- Directions for this task:
Among the records below, find each line that includes the string "生产白酒" and copy it.

- Records:
__________

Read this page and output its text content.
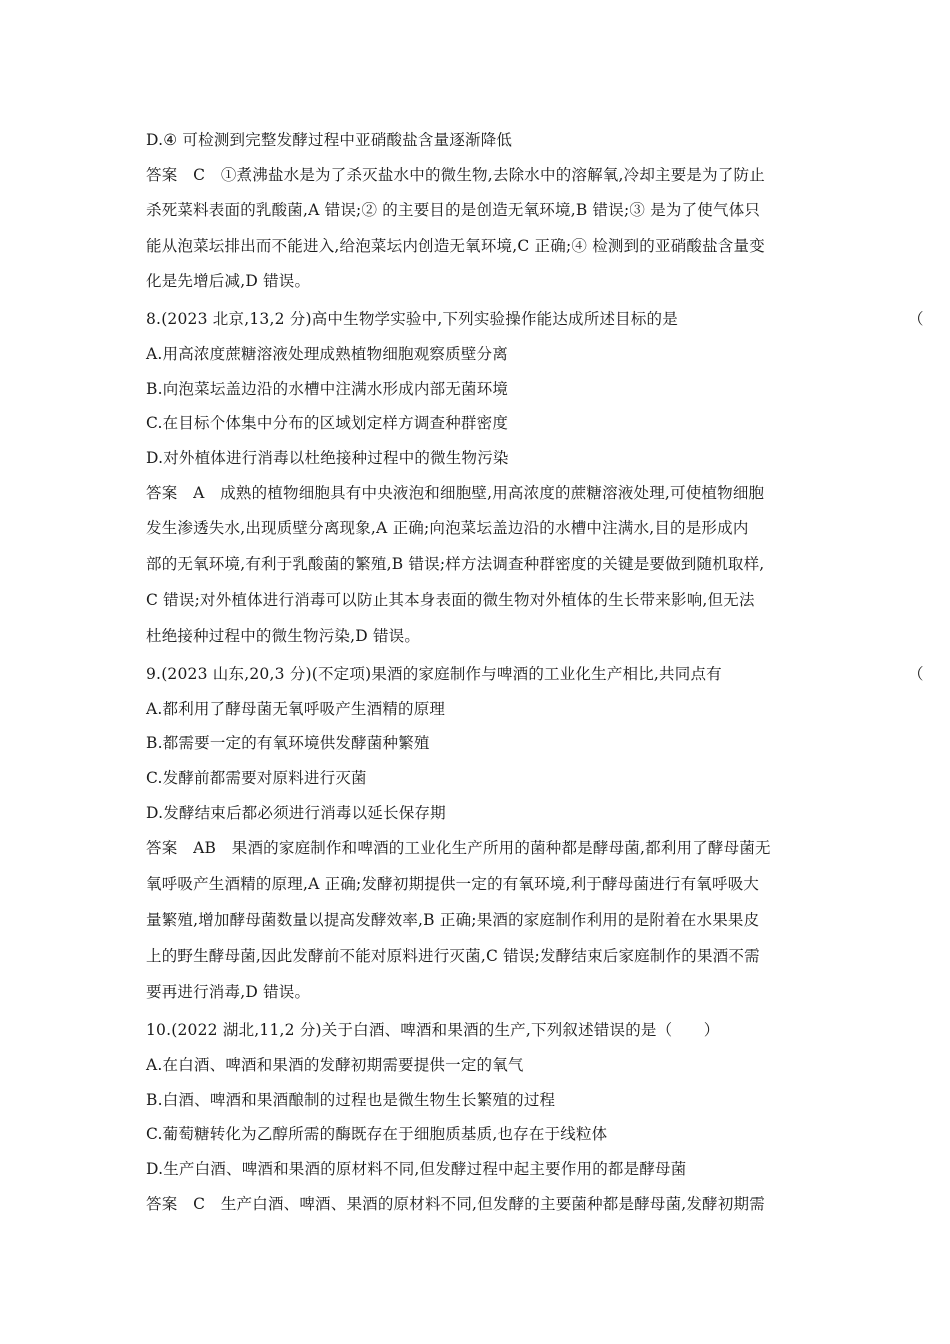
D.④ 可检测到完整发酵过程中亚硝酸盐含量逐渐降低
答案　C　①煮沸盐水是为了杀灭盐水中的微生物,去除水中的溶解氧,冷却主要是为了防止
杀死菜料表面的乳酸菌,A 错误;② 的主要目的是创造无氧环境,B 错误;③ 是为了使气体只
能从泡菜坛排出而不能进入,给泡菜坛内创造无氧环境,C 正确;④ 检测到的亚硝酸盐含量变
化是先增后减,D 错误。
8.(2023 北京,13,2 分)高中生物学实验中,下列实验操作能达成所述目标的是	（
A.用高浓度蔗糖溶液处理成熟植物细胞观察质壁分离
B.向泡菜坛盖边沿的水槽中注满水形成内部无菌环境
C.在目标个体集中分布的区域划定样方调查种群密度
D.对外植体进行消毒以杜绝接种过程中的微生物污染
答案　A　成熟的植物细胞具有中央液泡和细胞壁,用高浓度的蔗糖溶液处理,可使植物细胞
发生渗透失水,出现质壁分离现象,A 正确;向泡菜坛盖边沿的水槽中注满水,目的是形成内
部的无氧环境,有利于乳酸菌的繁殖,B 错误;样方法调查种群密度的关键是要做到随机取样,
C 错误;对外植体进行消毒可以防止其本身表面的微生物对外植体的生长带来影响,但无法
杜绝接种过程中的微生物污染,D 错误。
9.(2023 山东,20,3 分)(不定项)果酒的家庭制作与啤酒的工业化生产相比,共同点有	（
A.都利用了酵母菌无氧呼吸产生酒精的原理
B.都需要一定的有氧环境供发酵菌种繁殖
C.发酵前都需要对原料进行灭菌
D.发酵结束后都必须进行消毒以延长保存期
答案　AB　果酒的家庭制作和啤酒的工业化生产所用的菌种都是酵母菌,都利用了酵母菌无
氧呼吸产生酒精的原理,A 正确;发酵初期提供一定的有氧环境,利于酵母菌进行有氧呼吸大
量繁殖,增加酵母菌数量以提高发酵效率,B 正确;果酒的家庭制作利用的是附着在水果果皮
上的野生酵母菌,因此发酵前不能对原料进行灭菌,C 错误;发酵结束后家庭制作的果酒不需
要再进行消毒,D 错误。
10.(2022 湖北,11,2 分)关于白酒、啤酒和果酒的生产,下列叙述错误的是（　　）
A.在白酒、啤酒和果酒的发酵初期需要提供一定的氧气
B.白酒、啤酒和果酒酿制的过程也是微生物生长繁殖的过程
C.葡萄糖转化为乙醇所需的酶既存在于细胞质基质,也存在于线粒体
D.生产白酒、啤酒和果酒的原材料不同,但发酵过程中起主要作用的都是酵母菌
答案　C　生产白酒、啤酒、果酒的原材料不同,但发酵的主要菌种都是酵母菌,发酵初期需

__________

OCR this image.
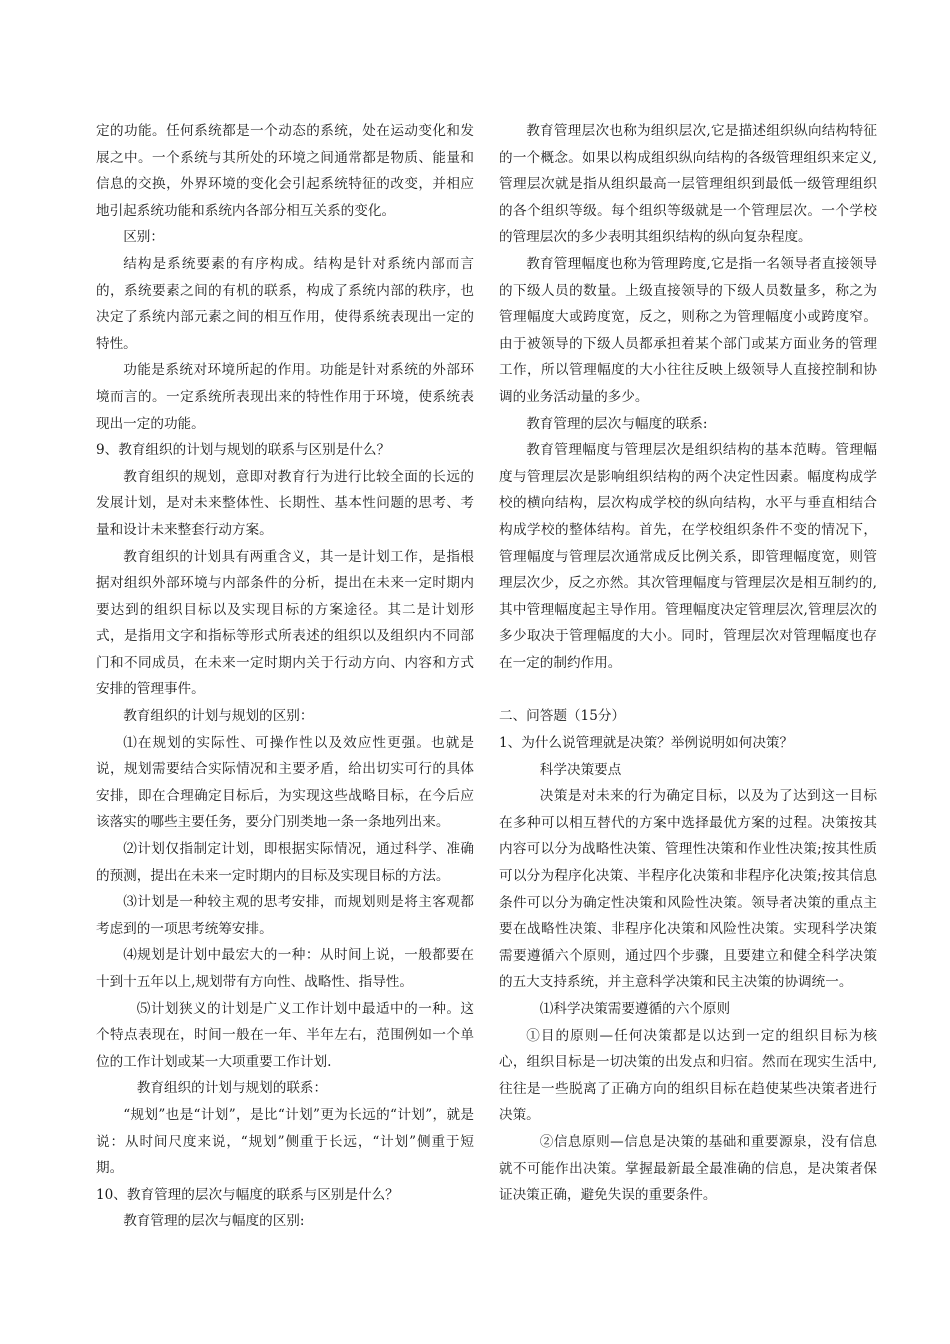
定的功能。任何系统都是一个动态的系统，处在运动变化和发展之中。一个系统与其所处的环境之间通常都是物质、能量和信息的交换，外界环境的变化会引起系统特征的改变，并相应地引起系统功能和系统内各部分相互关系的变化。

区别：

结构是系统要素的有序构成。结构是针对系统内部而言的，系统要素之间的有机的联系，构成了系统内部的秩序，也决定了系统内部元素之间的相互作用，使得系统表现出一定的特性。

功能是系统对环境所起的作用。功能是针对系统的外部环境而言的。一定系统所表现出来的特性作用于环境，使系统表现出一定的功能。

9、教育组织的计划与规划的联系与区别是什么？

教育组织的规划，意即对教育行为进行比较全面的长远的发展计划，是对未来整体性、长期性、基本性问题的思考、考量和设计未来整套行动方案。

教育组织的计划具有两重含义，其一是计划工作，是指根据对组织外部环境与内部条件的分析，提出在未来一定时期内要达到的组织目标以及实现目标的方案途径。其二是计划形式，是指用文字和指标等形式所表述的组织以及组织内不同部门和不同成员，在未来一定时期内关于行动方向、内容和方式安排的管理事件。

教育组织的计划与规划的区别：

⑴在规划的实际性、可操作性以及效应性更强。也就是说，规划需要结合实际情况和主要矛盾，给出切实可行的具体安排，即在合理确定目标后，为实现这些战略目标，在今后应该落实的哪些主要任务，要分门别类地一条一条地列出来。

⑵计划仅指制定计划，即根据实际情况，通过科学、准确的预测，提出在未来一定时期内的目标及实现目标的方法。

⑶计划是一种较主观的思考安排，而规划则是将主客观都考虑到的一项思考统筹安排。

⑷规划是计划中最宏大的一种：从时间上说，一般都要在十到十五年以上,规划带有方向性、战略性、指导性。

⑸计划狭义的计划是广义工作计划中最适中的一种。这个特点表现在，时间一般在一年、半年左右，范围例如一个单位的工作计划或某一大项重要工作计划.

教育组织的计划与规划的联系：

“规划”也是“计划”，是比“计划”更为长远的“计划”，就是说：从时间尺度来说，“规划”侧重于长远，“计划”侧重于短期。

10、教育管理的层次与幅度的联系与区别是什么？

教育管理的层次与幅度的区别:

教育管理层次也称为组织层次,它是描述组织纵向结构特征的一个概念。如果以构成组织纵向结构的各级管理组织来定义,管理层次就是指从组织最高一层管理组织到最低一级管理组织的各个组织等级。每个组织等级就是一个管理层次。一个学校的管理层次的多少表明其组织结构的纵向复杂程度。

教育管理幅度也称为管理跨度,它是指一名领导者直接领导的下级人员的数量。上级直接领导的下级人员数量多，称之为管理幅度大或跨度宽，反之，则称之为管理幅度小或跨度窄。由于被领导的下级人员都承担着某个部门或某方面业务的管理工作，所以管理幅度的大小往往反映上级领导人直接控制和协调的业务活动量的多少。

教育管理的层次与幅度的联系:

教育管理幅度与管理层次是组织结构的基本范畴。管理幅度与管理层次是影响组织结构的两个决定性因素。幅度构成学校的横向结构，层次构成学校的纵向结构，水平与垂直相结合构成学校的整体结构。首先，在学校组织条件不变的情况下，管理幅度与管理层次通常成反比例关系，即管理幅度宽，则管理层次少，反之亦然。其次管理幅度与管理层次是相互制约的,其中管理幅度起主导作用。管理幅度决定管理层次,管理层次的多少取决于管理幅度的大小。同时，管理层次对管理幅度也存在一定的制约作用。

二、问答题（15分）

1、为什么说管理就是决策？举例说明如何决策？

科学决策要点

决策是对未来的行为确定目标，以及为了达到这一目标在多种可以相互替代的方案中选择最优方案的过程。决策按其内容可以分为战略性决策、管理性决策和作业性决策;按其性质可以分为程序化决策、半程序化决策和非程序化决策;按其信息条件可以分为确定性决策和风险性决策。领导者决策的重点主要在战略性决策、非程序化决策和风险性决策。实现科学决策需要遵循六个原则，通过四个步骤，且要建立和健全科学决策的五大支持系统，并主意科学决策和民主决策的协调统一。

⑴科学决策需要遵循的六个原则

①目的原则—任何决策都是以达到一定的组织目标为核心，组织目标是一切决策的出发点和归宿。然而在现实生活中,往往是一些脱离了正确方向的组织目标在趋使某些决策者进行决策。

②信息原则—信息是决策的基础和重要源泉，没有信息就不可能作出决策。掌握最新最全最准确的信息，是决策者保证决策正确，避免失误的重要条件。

__________

- Solution to this problem:
D.生产白酒、啤酒和果酒的原材料不同,但发酵过程中起主要作用的都是酵母菌
答案　C　生产白酒、啤酒、果酒的原材料不同,但发酵的主要菌种都是酵母菌,发酵初期需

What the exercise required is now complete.